▸ **Your objective**
Of the lines in these entries, how many contain the string "content"? Give the number and nothing else.
── Given information
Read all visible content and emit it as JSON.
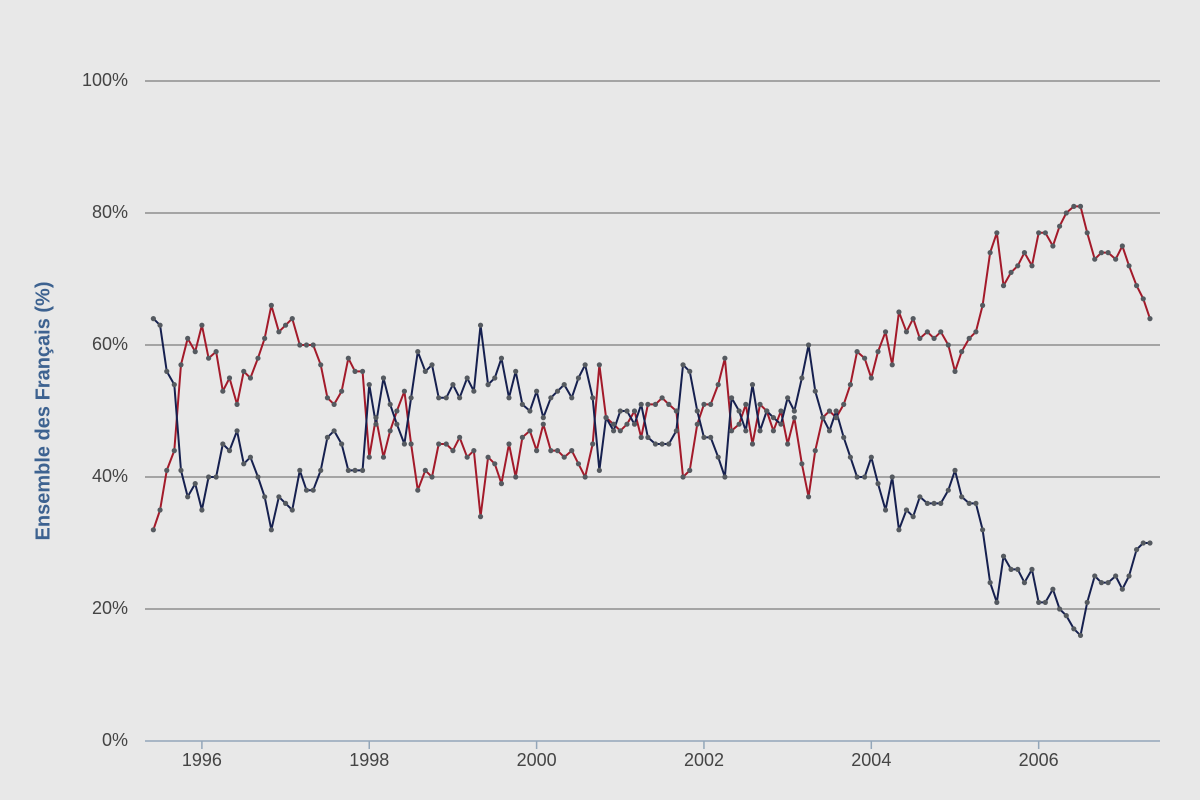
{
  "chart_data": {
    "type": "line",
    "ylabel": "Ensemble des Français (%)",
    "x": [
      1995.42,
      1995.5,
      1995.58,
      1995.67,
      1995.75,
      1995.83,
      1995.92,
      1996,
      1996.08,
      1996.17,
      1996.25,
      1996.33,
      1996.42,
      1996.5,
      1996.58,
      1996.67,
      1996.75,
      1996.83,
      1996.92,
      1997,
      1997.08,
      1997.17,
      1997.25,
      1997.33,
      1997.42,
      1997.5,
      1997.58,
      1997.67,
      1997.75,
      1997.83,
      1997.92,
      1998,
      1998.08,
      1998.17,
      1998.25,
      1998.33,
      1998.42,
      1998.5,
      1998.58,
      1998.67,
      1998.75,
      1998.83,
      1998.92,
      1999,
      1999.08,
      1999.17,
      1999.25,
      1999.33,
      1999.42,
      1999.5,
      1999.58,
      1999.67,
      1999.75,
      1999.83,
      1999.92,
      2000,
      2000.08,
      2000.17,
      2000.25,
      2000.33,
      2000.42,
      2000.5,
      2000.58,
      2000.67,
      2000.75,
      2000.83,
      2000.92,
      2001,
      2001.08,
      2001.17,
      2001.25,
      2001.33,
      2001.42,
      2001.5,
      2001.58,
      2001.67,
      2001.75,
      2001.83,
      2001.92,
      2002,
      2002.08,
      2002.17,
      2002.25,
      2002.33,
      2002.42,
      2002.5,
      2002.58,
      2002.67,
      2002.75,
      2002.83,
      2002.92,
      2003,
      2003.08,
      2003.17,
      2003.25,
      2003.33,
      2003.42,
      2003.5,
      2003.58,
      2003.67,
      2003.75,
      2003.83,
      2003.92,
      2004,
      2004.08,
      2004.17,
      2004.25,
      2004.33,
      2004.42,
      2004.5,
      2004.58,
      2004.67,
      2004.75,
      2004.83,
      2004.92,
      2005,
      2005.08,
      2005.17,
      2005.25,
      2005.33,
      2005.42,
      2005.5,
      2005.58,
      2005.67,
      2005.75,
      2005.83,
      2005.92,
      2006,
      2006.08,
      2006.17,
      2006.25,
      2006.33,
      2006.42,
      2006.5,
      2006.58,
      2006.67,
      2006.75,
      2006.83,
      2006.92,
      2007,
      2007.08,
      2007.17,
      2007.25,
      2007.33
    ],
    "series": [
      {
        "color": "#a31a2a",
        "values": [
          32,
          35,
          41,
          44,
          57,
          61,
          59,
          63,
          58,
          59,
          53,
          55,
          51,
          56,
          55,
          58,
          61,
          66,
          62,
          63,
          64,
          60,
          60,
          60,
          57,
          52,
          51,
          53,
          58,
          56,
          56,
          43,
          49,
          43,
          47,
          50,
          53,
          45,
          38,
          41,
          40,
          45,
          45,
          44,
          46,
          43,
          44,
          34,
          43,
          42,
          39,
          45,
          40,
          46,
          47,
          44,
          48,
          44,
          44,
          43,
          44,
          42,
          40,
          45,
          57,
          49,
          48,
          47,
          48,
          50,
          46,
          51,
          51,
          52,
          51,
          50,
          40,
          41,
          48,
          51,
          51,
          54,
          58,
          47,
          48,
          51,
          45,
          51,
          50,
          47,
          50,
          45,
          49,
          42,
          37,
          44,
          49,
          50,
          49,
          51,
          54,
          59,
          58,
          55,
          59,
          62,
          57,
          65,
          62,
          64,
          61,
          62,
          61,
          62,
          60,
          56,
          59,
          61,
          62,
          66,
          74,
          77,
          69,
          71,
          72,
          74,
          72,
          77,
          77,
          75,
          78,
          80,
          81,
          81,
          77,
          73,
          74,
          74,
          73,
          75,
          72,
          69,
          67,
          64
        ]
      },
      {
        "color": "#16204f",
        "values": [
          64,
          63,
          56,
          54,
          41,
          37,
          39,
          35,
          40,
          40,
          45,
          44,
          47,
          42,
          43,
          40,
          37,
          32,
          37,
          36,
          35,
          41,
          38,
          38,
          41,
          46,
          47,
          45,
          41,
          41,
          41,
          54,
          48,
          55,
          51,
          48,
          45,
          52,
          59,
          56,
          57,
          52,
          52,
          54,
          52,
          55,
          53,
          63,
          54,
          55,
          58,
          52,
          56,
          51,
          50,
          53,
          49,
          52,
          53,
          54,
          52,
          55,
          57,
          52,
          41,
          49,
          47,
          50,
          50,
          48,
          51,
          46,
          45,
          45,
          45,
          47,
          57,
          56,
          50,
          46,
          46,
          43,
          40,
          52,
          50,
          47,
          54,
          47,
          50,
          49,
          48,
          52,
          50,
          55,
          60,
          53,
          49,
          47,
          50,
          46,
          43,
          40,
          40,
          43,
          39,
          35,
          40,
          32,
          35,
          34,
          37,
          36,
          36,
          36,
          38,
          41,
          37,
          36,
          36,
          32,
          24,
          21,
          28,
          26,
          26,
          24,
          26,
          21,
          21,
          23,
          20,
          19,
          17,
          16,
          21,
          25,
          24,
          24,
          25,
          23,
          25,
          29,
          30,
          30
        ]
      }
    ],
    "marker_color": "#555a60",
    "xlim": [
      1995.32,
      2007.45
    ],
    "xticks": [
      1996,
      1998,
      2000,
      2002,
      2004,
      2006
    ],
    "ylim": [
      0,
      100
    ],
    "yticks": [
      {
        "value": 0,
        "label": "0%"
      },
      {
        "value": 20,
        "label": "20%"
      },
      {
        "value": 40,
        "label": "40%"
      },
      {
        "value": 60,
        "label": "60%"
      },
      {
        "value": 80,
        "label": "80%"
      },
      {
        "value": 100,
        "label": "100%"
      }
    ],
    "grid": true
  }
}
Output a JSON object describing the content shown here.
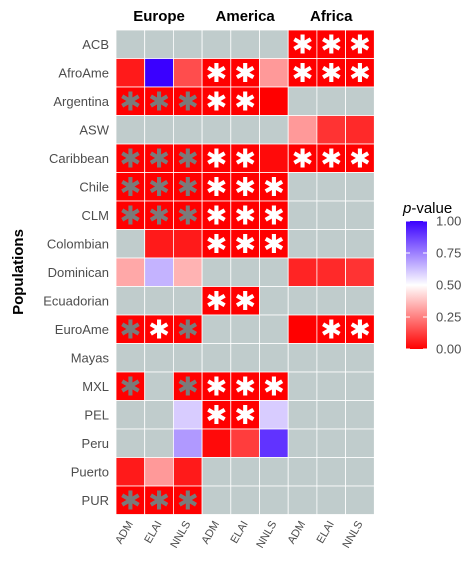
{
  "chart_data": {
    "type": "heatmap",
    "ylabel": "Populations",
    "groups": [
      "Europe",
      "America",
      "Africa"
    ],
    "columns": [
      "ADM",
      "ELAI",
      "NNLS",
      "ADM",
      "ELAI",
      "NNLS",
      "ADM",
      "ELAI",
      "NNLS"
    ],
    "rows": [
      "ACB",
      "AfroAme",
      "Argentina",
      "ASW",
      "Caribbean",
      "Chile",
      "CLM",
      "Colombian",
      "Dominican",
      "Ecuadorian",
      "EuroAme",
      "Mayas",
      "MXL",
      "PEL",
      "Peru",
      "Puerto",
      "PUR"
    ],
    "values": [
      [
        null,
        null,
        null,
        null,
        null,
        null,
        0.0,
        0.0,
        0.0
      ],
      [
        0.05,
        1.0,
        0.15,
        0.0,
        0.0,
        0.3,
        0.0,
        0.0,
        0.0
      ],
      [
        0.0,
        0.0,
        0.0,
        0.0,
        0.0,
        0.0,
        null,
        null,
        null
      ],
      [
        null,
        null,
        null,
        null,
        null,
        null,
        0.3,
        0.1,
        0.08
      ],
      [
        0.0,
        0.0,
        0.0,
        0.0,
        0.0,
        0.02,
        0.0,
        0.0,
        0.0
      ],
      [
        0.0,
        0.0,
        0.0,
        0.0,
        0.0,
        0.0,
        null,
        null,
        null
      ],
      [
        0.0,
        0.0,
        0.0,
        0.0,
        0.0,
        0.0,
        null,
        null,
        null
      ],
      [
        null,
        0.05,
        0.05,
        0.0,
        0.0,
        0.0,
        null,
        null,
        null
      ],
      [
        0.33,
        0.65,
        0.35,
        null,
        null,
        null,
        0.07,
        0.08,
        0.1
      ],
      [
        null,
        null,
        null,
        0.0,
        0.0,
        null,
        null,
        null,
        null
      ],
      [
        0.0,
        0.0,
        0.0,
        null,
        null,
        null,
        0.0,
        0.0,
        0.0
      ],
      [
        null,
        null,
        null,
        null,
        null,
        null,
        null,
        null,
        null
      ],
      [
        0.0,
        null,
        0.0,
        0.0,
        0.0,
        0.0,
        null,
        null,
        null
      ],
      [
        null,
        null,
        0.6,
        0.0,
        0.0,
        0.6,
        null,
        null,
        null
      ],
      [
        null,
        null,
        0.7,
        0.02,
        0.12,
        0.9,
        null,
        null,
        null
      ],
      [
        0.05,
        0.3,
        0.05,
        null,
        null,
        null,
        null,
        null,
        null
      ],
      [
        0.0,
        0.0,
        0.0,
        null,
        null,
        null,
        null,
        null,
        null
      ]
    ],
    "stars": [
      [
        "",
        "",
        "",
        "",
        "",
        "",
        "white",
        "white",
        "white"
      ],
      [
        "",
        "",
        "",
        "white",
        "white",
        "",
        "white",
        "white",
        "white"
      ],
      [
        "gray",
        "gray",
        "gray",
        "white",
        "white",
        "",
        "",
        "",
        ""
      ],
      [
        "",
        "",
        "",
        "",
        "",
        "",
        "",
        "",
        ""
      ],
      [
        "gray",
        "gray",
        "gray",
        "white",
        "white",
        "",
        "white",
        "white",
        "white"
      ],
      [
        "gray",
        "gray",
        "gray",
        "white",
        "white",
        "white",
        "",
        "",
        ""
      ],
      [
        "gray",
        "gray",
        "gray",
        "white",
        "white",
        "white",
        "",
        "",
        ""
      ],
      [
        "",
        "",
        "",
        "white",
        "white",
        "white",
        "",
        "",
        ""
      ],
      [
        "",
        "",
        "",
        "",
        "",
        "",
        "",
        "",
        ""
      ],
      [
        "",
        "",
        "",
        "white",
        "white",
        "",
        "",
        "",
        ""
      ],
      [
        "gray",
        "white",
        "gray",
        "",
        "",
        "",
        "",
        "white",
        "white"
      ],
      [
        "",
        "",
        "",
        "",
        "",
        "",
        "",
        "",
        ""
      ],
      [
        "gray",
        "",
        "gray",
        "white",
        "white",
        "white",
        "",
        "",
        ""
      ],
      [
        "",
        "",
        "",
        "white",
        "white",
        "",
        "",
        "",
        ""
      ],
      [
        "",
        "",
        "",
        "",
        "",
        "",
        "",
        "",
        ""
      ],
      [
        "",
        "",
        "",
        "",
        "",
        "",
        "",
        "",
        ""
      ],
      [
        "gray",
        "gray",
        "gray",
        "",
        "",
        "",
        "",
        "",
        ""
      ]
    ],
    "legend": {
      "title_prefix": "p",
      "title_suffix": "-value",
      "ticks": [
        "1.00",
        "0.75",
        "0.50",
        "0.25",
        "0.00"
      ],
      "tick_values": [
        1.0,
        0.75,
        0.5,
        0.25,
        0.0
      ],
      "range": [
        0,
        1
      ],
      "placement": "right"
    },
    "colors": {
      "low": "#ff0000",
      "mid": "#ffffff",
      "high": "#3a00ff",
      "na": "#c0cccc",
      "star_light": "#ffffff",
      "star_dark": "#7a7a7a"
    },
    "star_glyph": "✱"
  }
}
────
▸ **Result of this task**
2